Goal
Recast every line of the records below as a Markdown table with the columns Row and Line, numbering the lines in order and leaving out any blank lines.

---------- Data section ----------

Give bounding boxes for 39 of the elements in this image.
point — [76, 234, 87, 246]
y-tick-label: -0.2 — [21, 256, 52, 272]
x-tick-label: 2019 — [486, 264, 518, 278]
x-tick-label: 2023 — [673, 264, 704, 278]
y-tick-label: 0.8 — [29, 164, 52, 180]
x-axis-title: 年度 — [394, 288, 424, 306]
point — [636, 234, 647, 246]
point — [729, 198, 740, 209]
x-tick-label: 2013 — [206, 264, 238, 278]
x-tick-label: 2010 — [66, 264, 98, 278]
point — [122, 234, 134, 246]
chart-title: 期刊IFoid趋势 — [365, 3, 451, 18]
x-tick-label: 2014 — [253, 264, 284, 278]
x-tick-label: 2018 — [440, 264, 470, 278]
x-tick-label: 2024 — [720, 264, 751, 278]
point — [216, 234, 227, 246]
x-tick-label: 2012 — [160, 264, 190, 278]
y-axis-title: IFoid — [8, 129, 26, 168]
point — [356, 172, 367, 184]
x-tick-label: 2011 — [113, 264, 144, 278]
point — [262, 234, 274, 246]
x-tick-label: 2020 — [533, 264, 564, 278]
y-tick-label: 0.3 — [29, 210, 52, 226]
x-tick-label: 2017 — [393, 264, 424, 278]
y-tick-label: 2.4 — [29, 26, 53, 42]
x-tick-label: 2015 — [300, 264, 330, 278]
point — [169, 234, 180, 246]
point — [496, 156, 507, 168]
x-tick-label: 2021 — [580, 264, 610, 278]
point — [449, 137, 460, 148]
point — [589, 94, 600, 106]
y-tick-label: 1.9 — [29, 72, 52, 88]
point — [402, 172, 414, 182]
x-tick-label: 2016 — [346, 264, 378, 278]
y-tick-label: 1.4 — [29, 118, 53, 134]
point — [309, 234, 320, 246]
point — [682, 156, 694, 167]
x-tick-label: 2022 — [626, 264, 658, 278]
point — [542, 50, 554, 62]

----------

Reply to the task
| Row | Line |
|---|---|
| 1 | Give bounding boxes for 39 of the elements in this image. |
| 2 | point — [76, 234, 87, 246] |
| 3 | y-tick-label: -0.2 — [21, 256, 52, 272] |
| 4 | x-tick-label: 2019 — [486, 264, 518, 278] |
| 5 | x-tick-label: 2023 — [673, 264, 704, 278] |
| 6 | y-tick-label: 0.8 — [29, 164, 52, 180] |
| 7 | x-axis-title: 年度 — [394, 288, 424, 306] |
| 8 | point — [636, 234, 647, 246] |
| 9 | point — [729, 198, 740, 209] |
| 10 | x-tick-label: 2013 — [206, 264, 238, 278] |
| 11 | x-tick-label: 2010 — [66, 264, 98, 278] |
| 12 | point — [122, 234, 134, 246] |
| 13 | chart-title: 期刊IFoid趋势 — [365, 3, 451, 18] |
| 14 | x-tick-label: 2014 — [253, 264, 284, 278] |
| 15 | x-tick-label: 2018 — [440, 264, 470, 278] |
| 16 | x-tick-label: 2024 — [720, 264, 751, 278] |
| 17 | point — [216, 234, 227, 246] |
| 18 | x-tick-label: 2012 — [160, 264, 190, 278] |
| 19 | y-axis-title: IFoid — [8, 129, 26, 168] |
| 20 | point — [356, 172, 367, 184] |
| 21 | x-tick-label: 2011 — [113, 264, 144, 278] |
| 22 | point — [262, 234, 274, 246] |
| 23 | x-tick-label: 2020 — [533, 264, 564, 278] |
| 24 | y-tick-label: 0.3 — [29, 210, 52, 226] |
| 25 | x-tick-label: 2017 — [393, 264, 424, 278] |
| 26 | y-tick-label: 2.4 — [29, 26, 53, 42] |
| 27 | x-tick-label: 2015 — [300, 264, 330, 278] |
| 28 | point — [169, 234, 180, 246] |
| 29 | point — [496, 156, 507, 168] |
| 30 | x-tick-label: 2021 — [580, 264, 610, 278] |
| 31 | point — [449, 137, 460, 148] |
| 32 | point — [589, 94, 600, 106] |
| 33 | y-tick-label: 1.9 — [29, 72, 52, 88] |
| 34 | point — [402, 172, 414, 182] |
| 35 | x-tick-label: 2016 — [346, 264, 378, 278] |
| 36 | y-tick-label: 1.4 — [29, 118, 53, 134] |
| 37 | point — [309, 234, 320, 246] |
| 38 | point — [682, 156, 694, 167] |
| 39 | x-tick-label: 2022 — [626, 264, 658, 278] |
| 40 | point — [542, 50, 554, 62] |